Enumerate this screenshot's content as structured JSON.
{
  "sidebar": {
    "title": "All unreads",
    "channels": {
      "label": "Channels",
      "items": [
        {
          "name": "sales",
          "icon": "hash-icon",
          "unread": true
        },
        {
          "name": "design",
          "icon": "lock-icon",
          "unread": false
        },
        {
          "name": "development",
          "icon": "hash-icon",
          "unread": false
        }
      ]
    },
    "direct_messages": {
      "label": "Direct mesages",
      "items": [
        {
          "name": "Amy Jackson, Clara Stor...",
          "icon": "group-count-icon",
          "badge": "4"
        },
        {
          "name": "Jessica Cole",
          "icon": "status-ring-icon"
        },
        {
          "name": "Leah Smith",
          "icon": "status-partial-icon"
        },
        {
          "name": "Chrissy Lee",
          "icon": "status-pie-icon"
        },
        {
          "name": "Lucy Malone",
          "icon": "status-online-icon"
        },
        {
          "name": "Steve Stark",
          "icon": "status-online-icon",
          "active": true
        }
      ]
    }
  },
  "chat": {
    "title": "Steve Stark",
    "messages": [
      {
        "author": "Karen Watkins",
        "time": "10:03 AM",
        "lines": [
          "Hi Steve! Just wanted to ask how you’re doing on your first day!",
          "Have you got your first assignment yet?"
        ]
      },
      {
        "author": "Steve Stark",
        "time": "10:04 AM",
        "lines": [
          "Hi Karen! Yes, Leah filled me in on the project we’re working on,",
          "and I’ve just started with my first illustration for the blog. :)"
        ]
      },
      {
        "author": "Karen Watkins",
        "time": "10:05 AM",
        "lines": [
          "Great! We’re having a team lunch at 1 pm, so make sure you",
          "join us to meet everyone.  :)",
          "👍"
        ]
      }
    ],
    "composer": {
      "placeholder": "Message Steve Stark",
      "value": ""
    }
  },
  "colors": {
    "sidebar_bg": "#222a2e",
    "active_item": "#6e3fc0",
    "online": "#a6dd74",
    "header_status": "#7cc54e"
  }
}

---

* Requirements *
Return each line with "time".

* Response *
        "time": "10:03 AM",
        "time": "10:04 AM",
        "time": "10:05 AM",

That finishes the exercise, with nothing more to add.